Rows from a figure dataset
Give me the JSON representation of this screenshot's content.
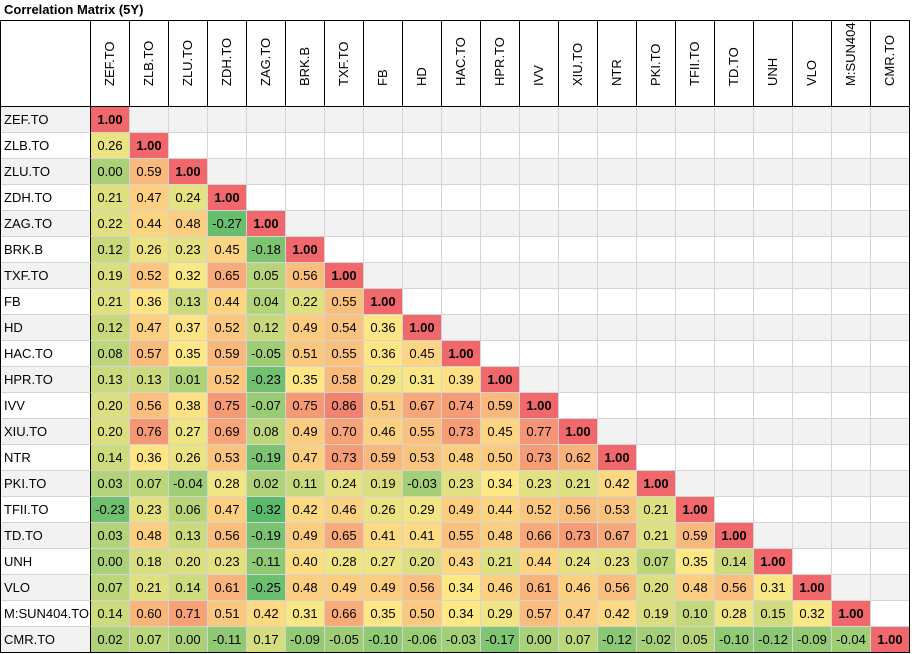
{
  "title": "Correlation Matrix (5Y)",
  "tickers": [
    "ZEF.TO",
    "ZLB.TO",
    "ZLU.TO",
    "ZDH.TO",
    "ZAG.TO",
    "BRK.B",
    "TXF.TO",
    "FB",
    "HD",
    "HAC.TO",
    "HPR.TO",
    "IVV",
    "XIU.TO",
    "NTR",
    "PKI.TO",
    "TFII.TO",
    "TD.TO",
    "UNH",
    "VLO",
    "M:SUN404.TO",
    "CMR.TO"
  ],
  "row_labels": [
    "ZEF.TO",
    "ZLB.TO",
    "ZLU.TO",
    "ZDH.TO",
    "ZAG.TO",
    "BRK.B",
    "TXF.TO",
    "FB",
    "HD",
    "HAC.TO",
    "HPR.TO",
    "IVV",
    "XIU.TO",
    "NTR",
    "PKI.TO",
    "TFII.TO",
    "TD.TO",
    "UNH",
    "VLO",
    "M:SUN404.TO",
    "CMR.TO"
  ],
  "matrix": [
    [
      "1.00"
    ],
    [
      "0.26",
      "1.00"
    ],
    [
      "0.00",
      "0.59",
      "1.00"
    ],
    [
      "0.21",
      "0.47",
      "0.24",
      "1.00"
    ],
    [
      "0.22",
      "0.44",
      "0.48",
      "-0.27",
      "1.00"
    ],
    [
      "0.12",
      "0.26",
      "0.23",
      "0.45",
      "-0.18",
      "1.00"
    ],
    [
      "0.19",
      "0.52",
      "0.32",
      "0.65",
      "0.05",
      "0.56",
      "1.00"
    ],
    [
      "0.21",
      "0.36",
      "0.13",
      "0.44",
      "0.04",
      "0.22",
      "0.55",
      "1.00"
    ],
    [
      "0.12",
      "0.47",
      "0.37",
      "0.52",
      "0.12",
      "0.49",
      "0.54",
      "0.36",
      "1.00"
    ],
    [
      "0.08",
      "0.57",
      "0.35",
      "0.59",
      "-0.05",
      "0.51",
      "0.55",
      "0.36",
      "0.45",
      "1.00"
    ],
    [
      "0.13",
      "0.13",
      "0.01",
      "0.52",
      "-0.23",
      "0.35",
      "0.58",
      "0.29",
      "0.31",
      "0.39",
      "1.00"
    ],
    [
      "0.20",
      "0.56",
      "0.38",
      "0.75",
      "-0.07",
      "0.75",
      "0.86",
      "0.51",
      "0.67",
      "0.74",
      "0.59",
      "1.00"
    ],
    [
      "0.20",
      "0.76",
      "0.27",
      "0.69",
      "0.08",
      "0.49",
      "0.70",
      "0.46",
      "0.55",
      "0.73",
      "0.45",
      "0.77",
      "1.00"
    ],
    [
      "0.14",
      "0.36",
      "0.26",
      "0.53",
      "-0.19",
      "0.47",
      "0.73",
      "0.59",
      "0.53",
      "0.48",
      "0.50",
      "0.73",
      "0.62",
      "1.00"
    ],
    [
      "0.03",
      "0.07",
      "-0.04",
      "0.28",
      "0.02",
      "0.11",
      "0.24",
      "0.19",
      "-0.03",
      "0.23",
      "0.34",
      "0.23",
      "0.21",
      "0.42",
      "1.00"
    ],
    [
      "-0.23",
      "0.23",
      "0.06",
      "0.47",
      "-0.32",
      "0.42",
      "0.46",
      "0.26",
      "0.29",
      "0.49",
      "0.44",
      "0.52",
      "0.56",
      "0.53",
      "0.21",
      "1.00"
    ],
    [
      "0.03",
      "0.48",
      "0.13",
      "0.56",
      "-0.19",
      "0.49",
      "0.65",
      "0.41",
      "0.41",
      "0.55",
      "0.48",
      "0.66",
      "0.73",
      "0.67",
      "0.21",
      "0.59",
      "1.00"
    ],
    [
      "0.00",
      "0.18",
      "0.20",
      "0.23",
      "-0.11",
      "0.40",
      "0.28",
      "0.27",
      "0.20",
      "0.43",
      "0.21",
      "0.44",
      "0.24",
      "0.23",
      "0.07",
      "0.35",
      "0.14",
      "1.00"
    ],
    [
      "0.07",
      "0.21",
      "0.14",
      "0.61",
      "-0.25",
      "0.48",
      "0.49",
      "0.49",
      "0.56",
      "0.34",
      "0.46",
      "0.61",
      "0.46",
      "0.56",
      "0.20",
      "0.48",
      "0.56",
      "0.31",
      "1.00"
    ],
    [
      "0.14",
      "0.60",
      "0.71",
      "0.51",
      "0.42",
      "0.31",
      "0.66",
      "0.35",
      "0.50",
      "0.34",
      "0.29",
      "0.57",
      "0.47",
      "0.42",
      "0.19",
      "0.10",
      "0.28",
      "0.15",
      "0.32",
      "1.00"
    ],
    [
      "0.02",
      "0.07",
      "0.00",
      "-0.11",
      "0.17",
      "-0.09",
      "-0.05",
      "-0.10",
      "-0.06",
      "-0.03",
      "-0.17",
      "0.00",
      "0.07",
      "-0.12",
      "-0.02",
      "0.05",
      "-0.10",
      "-0.12",
      "-0.09",
      "-0.04",
      "1.00"
    ]
  ],
  "colors": {
    "low": "#5aba6b",
    "mid": "#ffe985",
    "high": "#f0686c",
    "stripe": "#f2f2f2"
  }
}
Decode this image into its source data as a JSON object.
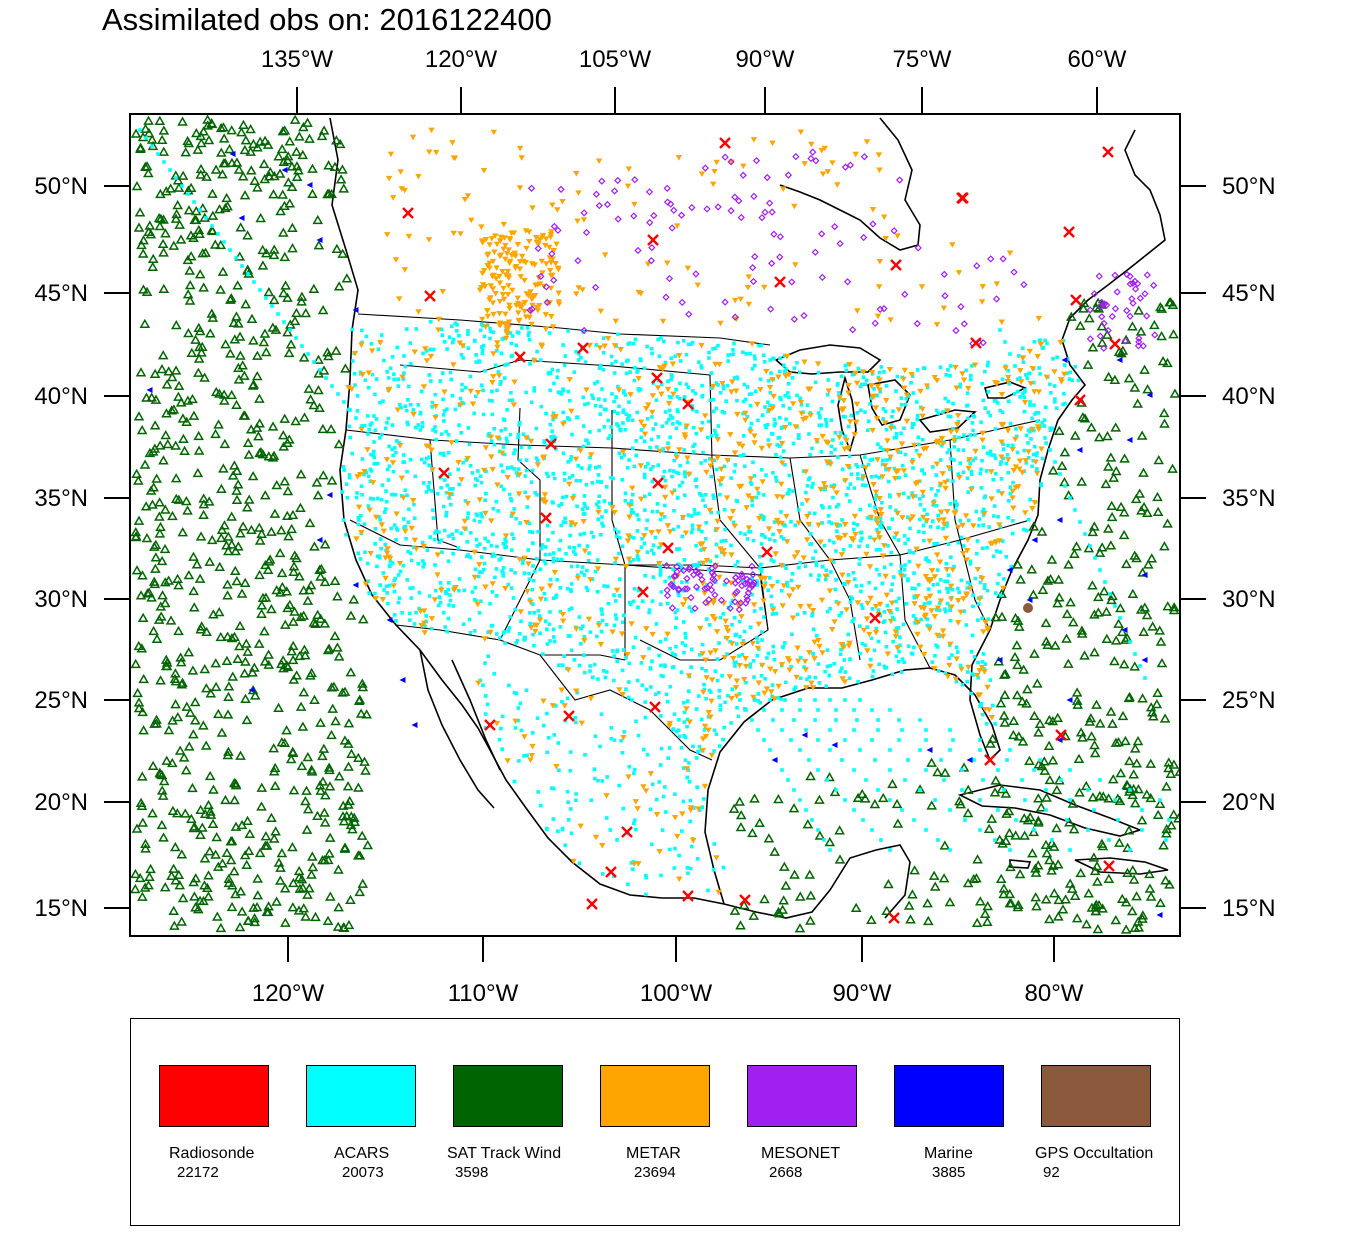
{
  "title": "Assimilated obs on: 2016122400",
  "top_axis": [
    "135°W",
    "120°W",
    "105°W",
    "90°W",
    "75°W",
    "60°W"
  ],
  "bottom_axis": [
    "120°W",
    "110°W",
    "100°W",
    "90°W",
    "80°W"
  ],
  "left_axis": [
    "50°N",
    "45°N",
    "40°N",
    "35°N",
    "30°N",
    "25°N",
    "20°N",
    "15°N"
  ],
  "right_axis": [
    "50°N",
    "45°N",
    "40°N",
    "35°N",
    "30°N",
    "25°N",
    "20°N",
    "15°N"
  ],
  "legend": [
    {
      "name": "Radiosonde",
      "count": "22172",
      "color": "#ff0000"
    },
    {
      "name": "ACARS",
      "count": "20073",
      "color": "#00ffff"
    },
    {
      "name": "SAT Track Wind",
      "count": "3598",
      "color": "#006400"
    },
    {
      "name": "METAR",
      "count": "23694",
      "color": "#ffa500"
    },
    {
      "name": "MESONET",
      "count": "2668",
      "color": "#a020f0"
    },
    {
      "name": "Marine",
      "count": "3885",
      "color": "#0000ff"
    },
    {
      "name": "GPS Occultation",
      "count": "92",
      "color": "#8b5a3c"
    }
  ]
}
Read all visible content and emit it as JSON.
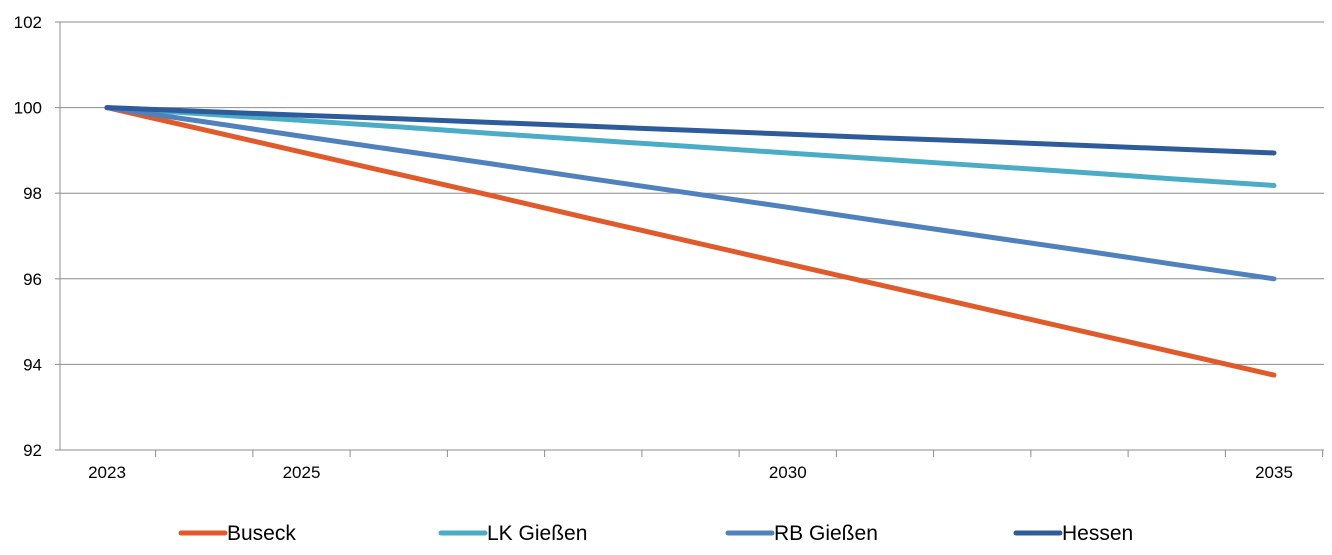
{
  "chart_data": {
    "type": "line",
    "title": "",
    "xlabel": "",
    "ylabel": "",
    "x": [
      2023,
      2024,
      2025,
      2026,
      2027,
      2028,
      2029,
      2030,
      2031,
      2032,
      2033,
      2034,
      2035
    ],
    "x_tick_labels": [
      "2023",
      "2025",
      "2030",
      "2035"
    ],
    "x_tick_values": [
      2023,
      2025,
      2030,
      2035
    ],
    "ylim": [
      92,
      102
    ],
    "y_ticks": [
      92,
      94,
      96,
      98,
      100,
      102
    ],
    "y_tick_labels": [
      "92",
      "94",
      "96",
      "98",
      "100",
      "102"
    ],
    "grid": "horizontal",
    "legend_position": "bottom",
    "series": [
      {
        "name": "Buseck",
        "color": "#E05A2B",
        "values": [
          100.0,
          99.48,
          98.96,
          98.44,
          97.92,
          97.39,
          96.87,
          96.35,
          95.83,
          95.31,
          94.79,
          94.27,
          93.75
        ]
      },
      {
        "name": "LK Gießen",
        "color": "#4BACC6",
        "values": [
          100.0,
          99.85,
          99.7,
          99.55,
          99.39,
          99.24,
          99.09,
          98.94,
          98.79,
          98.64,
          98.49,
          98.33,
          98.18
        ]
      },
      {
        "name": "RB Gießen",
        "color": "#4F81BD",
        "values": [
          100.0,
          99.67,
          99.33,
          99.0,
          98.67,
          98.33,
          98.0,
          97.67,
          97.33,
          97.0,
          96.67,
          96.33,
          96.0
        ]
      },
      {
        "name": "Hessen",
        "color": "#2E5C9A",
        "values": [
          100.0,
          99.91,
          99.82,
          99.74,
          99.65,
          99.56,
          99.47,
          99.38,
          99.29,
          99.21,
          99.12,
          99.03,
          98.94
        ]
      }
    ]
  }
}
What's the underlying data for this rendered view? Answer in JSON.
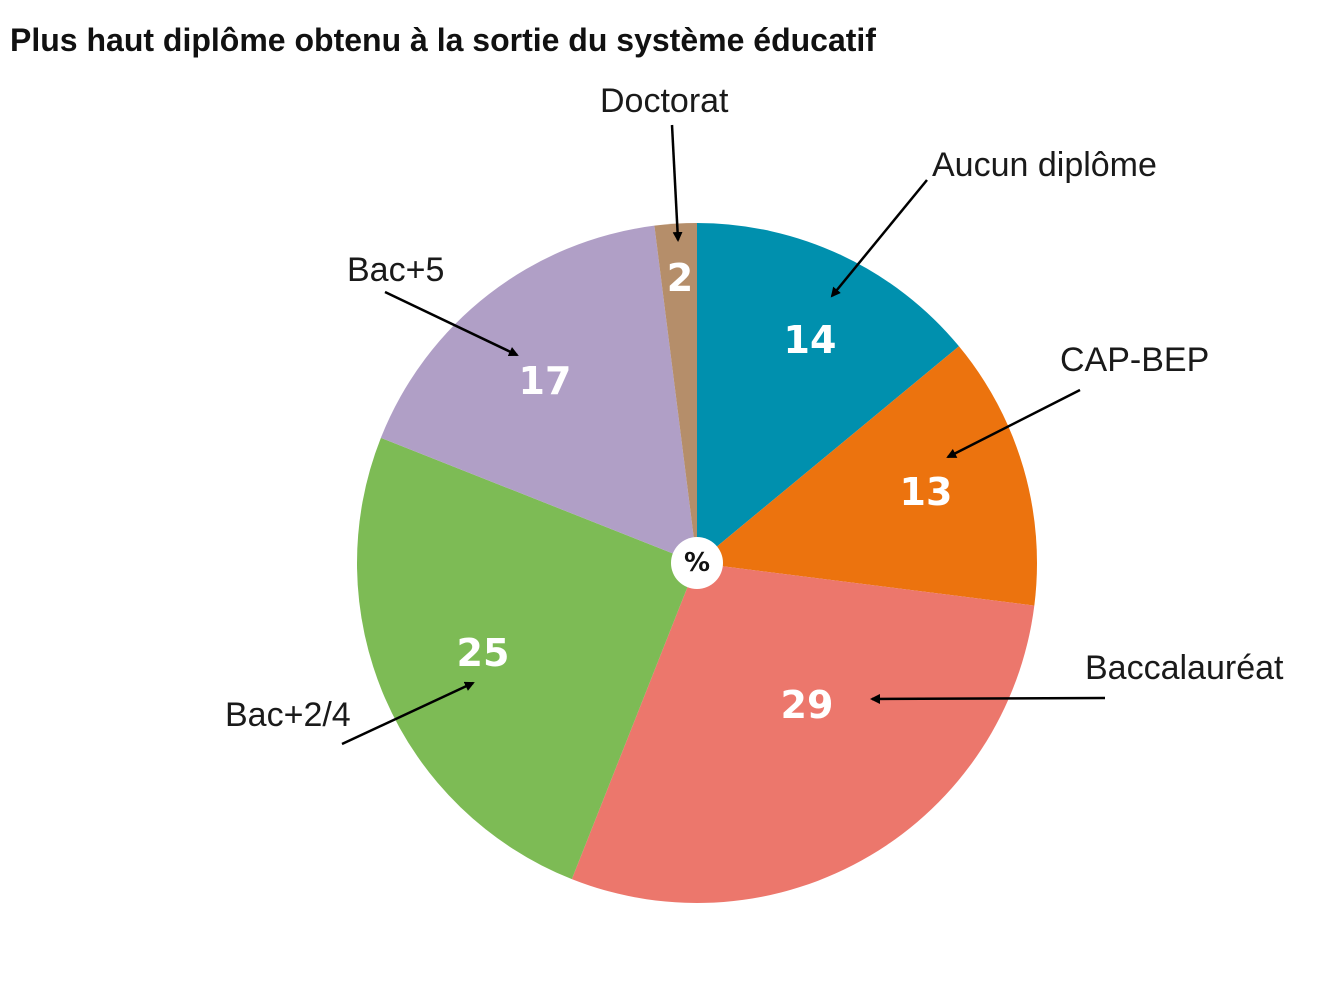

- _TASK DESCRIPTION_
Take each line containing the string "this" and copy it out.

- _TASK OUTPUT_
Give me the JSON representation of this screenshot's content.
Decode this image into its source data as a JSON object.
What's the underlying data for this rendered view? Answer in JSON.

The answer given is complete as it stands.